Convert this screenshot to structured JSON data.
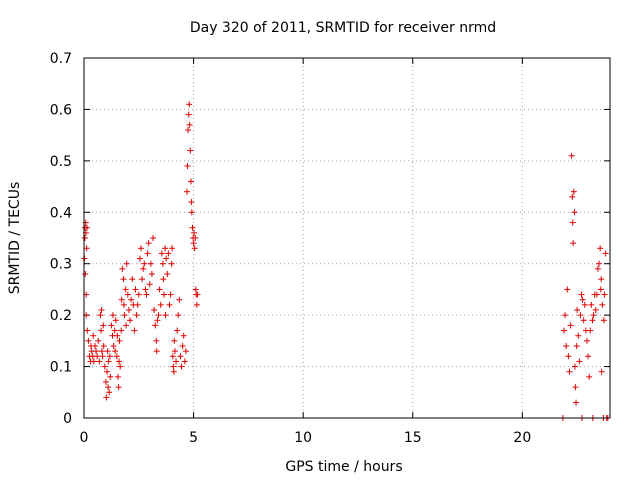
{
  "chart_data": {
    "type": "scatter",
    "title": "Day 320 of 2011, SRMTID for receiver nrmd",
    "xlabel": "GPS time / hours",
    "ylabel": "SRMTID / TECUs",
    "xlim": [
      0,
      24
    ],
    "ylim": [
      0,
      0.7
    ],
    "xticks": [
      0,
      5,
      10,
      15,
      20
    ],
    "yticks": [
      0,
      0.1,
      0.2,
      0.3,
      0.4,
      0.5,
      0.6,
      0.7
    ],
    "grid": true,
    "marker": "plus",
    "color": "#e00000",
    "series": [
      {
        "name": "nrmd",
        "points": [
          [
            0.02,
            0.31
          ],
          [
            0.04,
            0.35
          ],
          [
            0.05,
            0.37
          ],
          [
            0.06,
            0.28
          ],
          [
            0.08,
            0.38
          ],
          [
            0.09,
            0.36
          ],
          [
            0.1,
            0.24
          ],
          [
            0.1,
            0.2
          ],
          [
            0.12,
            0.33
          ],
          [
            0.14,
            0.37
          ],
          [
            0.15,
            0.17
          ],
          [
            0.2,
            0.15
          ],
          [
            0.25,
            0.12
          ],
          [
            0.3,
            0.11
          ],
          [
            0.32,
            0.14
          ],
          [
            0.35,
            0.13
          ],
          [
            0.4,
            0.12
          ],
          [
            0.42,
            0.16
          ],
          [
            0.45,
            0.11
          ],
          [
            0.5,
            0.14
          ],
          [
            0.55,
            0.13
          ],
          [
            0.6,
            0.12
          ],
          [
            0.65,
            0.15
          ],
          [
            0.7,
            0.11
          ],
          [
            0.75,
            0.2
          ],
          [
            0.78,
            0.17
          ],
          [
            0.8,
            0.21
          ],
          [
            0.82,
            0.13
          ],
          [
            0.85,
            0.12
          ],
          [
            0.88,
            0.18
          ],
          [
            0.9,
            0.14
          ],
          [
            0.95,
            0.1
          ],
          [
            1.0,
            0.07
          ],
          [
            1.02,
            0.04
          ],
          [
            1.05,
            0.09
          ],
          [
            1.08,
            0.13
          ],
          [
            1.1,
            0.06
          ],
          [
            1.12,
            0.11
          ],
          [
            1.15,
            0.05
          ],
          [
            1.18,
            0.12
          ],
          [
            1.2,
            0.08
          ],
          [
            1.25,
            0.18
          ],
          [
            1.3,
            0.16
          ],
          [
            1.32,
            0.2
          ],
          [
            1.35,
            0.14
          ],
          [
            1.4,
            0.17
          ],
          [
            1.42,
            0.13
          ],
          [
            1.45,
            0.19
          ],
          [
            1.5,
            0.12
          ],
          [
            1.52,
            0.16
          ],
          [
            1.55,
            0.08
          ],
          [
            1.58,
            0.06
          ],
          [
            1.6,
            0.11
          ],
          [
            1.62,
            0.15
          ],
          [
            1.65,
            0.1
          ],
          [
            1.7,
            0.17
          ],
          [
            1.72,
            0.23
          ],
          [
            1.75,
            0.29
          ],
          [
            1.8,
            0.27
          ],
          [
            1.82,
            0.22
          ],
          [
            1.85,
            0.2
          ],
          [
            1.9,
            0.25
          ],
          [
            1.92,
            0.18
          ],
          [
            1.95,
            0.3
          ],
          [
            2.0,
            0.24
          ],
          [
            2.05,
            0.21
          ],
          [
            2.1,
            0.19
          ],
          [
            2.15,
            0.23
          ],
          [
            2.2,
            0.27
          ],
          [
            2.25,
            0.22
          ],
          [
            2.3,
            0.17
          ],
          [
            2.35,
            0.25
          ],
          [
            2.4,
            0.2
          ],
          [
            2.45,
            0.22
          ],
          [
            2.5,
            0.24
          ],
          [
            2.55,
            0.31
          ],
          [
            2.6,
            0.33
          ],
          [
            2.65,
            0.27
          ],
          [
            2.7,
            0.29
          ],
          [
            2.75,
            0.3
          ],
          [
            2.8,
            0.25
          ],
          [
            2.85,
            0.24
          ],
          [
            2.9,
            0.32
          ],
          [
            2.95,
            0.34
          ],
          [
            3.0,
            0.26
          ],
          [
            3.05,
            0.3
          ],
          [
            3.1,
            0.28
          ],
          [
            3.15,
            0.35
          ],
          [
            3.2,
            0.21
          ],
          [
            3.25,
            0.18
          ],
          [
            3.3,
            0.15
          ],
          [
            3.32,
            0.13
          ],
          [
            3.35,
            0.19
          ],
          [
            3.4,
            0.2
          ],
          [
            3.45,
            0.25
          ],
          [
            3.5,
            0.22
          ],
          [
            3.55,
            0.32
          ],
          [
            3.6,
            0.3
          ],
          [
            3.62,
            0.27
          ],
          [
            3.65,
            0.24
          ],
          [
            3.7,
            0.33
          ],
          [
            3.72,
            0.2
          ],
          [
            3.75,
            0.31
          ],
          [
            3.8,
            0.28
          ],
          [
            3.85,
            0.32
          ],
          [
            3.9,
            0.22
          ],
          [
            3.95,
            0.24
          ],
          [
            4.0,
            0.3
          ],
          [
            4.02,
            0.33
          ],
          [
            4.05,
            0.12
          ],
          [
            4.08,
            0.1
          ],
          [
            4.1,
            0.09
          ],
          [
            4.12,
            0.15
          ],
          [
            4.15,
            0.13
          ],
          [
            4.2,
            0.11
          ],
          [
            4.25,
            0.17
          ],
          [
            4.3,
            0.2
          ],
          [
            4.35,
            0.23
          ],
          [
            4.4,
            0.12
          ],
          [
            4.45,
            0.1
          ],
          [
            4.5,
            0.14
          ],
          [
            4.55,
            0.16
          ],
          [
            4.6,
            0.11
          ],
          [
            4.65,
            0.13
          ],
          [
            4.7,
            0.44
          ],
          [
            4.72,
            0.49
          ],
          [
            4.75,
            0.56
          ],
          [
            4.78,
            0.59
          ],
          [
            4.8,
            0.61
          ],
          [
            4.82,
            0.57
          ],
          [
            4.85,
            0.52
          ],
          [
            4.88,
            0.46
          ],
          [
            4.9,
            0.42
          ],
          [
            4.92,
            0.4
          ],
          [
            4.95,
            0.37
          ],
          [
            4.98,
            0.35
          ],
          [
            5.0,
            0.34
          ],
          [
            5.02,
            0.36
          ],
          [
            5.05,
            0.33
          ],
          [
            5.08,
            0.35
          ],
          [
            5.1,
            0.25
          ],
          [
            5.12,
            0.24
          ],
          [
            5.15,
            0.22
          ],
          [
            5.18,
            0.24
          ],
          [
            21.85,
            0.0
          ],
          [
            21.9,
            0.17
          ],
          [
            21.95,
            0.2
          ],
          [
            22.0,
            0.14
          ],
          [
            22.05,
            0.25
          ],
          [
            22.1,
            0.12
          ],
          [
            22.15,
            0.09
          ],
          [
            22.2,
            0.18
          ],
          [
            22.25,
            0.51
          ],
          [
            22.28,
            0.43
          ],
          [
            22.3,
            0.38
          ],
          [
            22.32,
            0.34
          ],
          [
            22.35,
            0.44
          ],
          [
            22.38,
            0.4
          ],
          [
            22.4,
            0.1
          ],
          [
            22.42,
            0.06
          ],
          [
            22.45,
            0.03
          ],
          [
            22.48,
            0.14
          ],
          [
            22.5,
            0.21
          ],
          [
            22.55,
            0.16
          ],
          [
            22.6,
            0.11
          ],
          [
            22.65,
            0.2
          ],
          [
            22.7,
            0.24
          ],
          [
            22.72,
            0.0
          ],
          [
            22.75,
            0.23
          ],
          [
            22.8,
            0.19
          ],
          [
            22.85,
            0.22
          ],
          [
            22.9,
            0.17
          ],
          [
            22.95,
            0.15
          ],
          [
            23.0,
            0.12
          ],
          [
            23.05,
            0.08
          ],
          [
            23.1,
            0.17
          ],
          [
            23.15,
            0.22
          ],
          [
            23.2,
            0.19
          ],
          [
            23.22,
            0.0
          ],
          [
            23.25,
            0.2
          ],
          [
            23.3,
            0.24
          ],
          [
            23.35,
            0.21
          ],
          [
            23.4,
            0.24
          ],
          [
            23.45,
            0.29
          ],
          [
            23.5,
            0.3
          ],
          [
            23.55,
            0.33
          ],
          [
            23.58,
            0.25
          ],
          [
            23.6,
            0.27
          ],
          [
            23.62,
            0.09
          ],
          [
            23.65,
            0.22
          ],
          [
            23.7,
            0.0
          ],
          [
            23.72,
            0.19
          ],
          [
            23.75,
            0.24
          ],
          [
            23.8,
            0.32
          ],
          [
            23.85,
            0.0
          ],
          [
            23.9,
            0.0
          ]
        ]
      }
    ]
  }
}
━━━━━━━━
Read through the entries and copy every line that includes "SRMTID".

    "title": "Day 320 of 2011, SRMTID for receiver nrmd",
    "ylabel": "SRMTID / TECUs",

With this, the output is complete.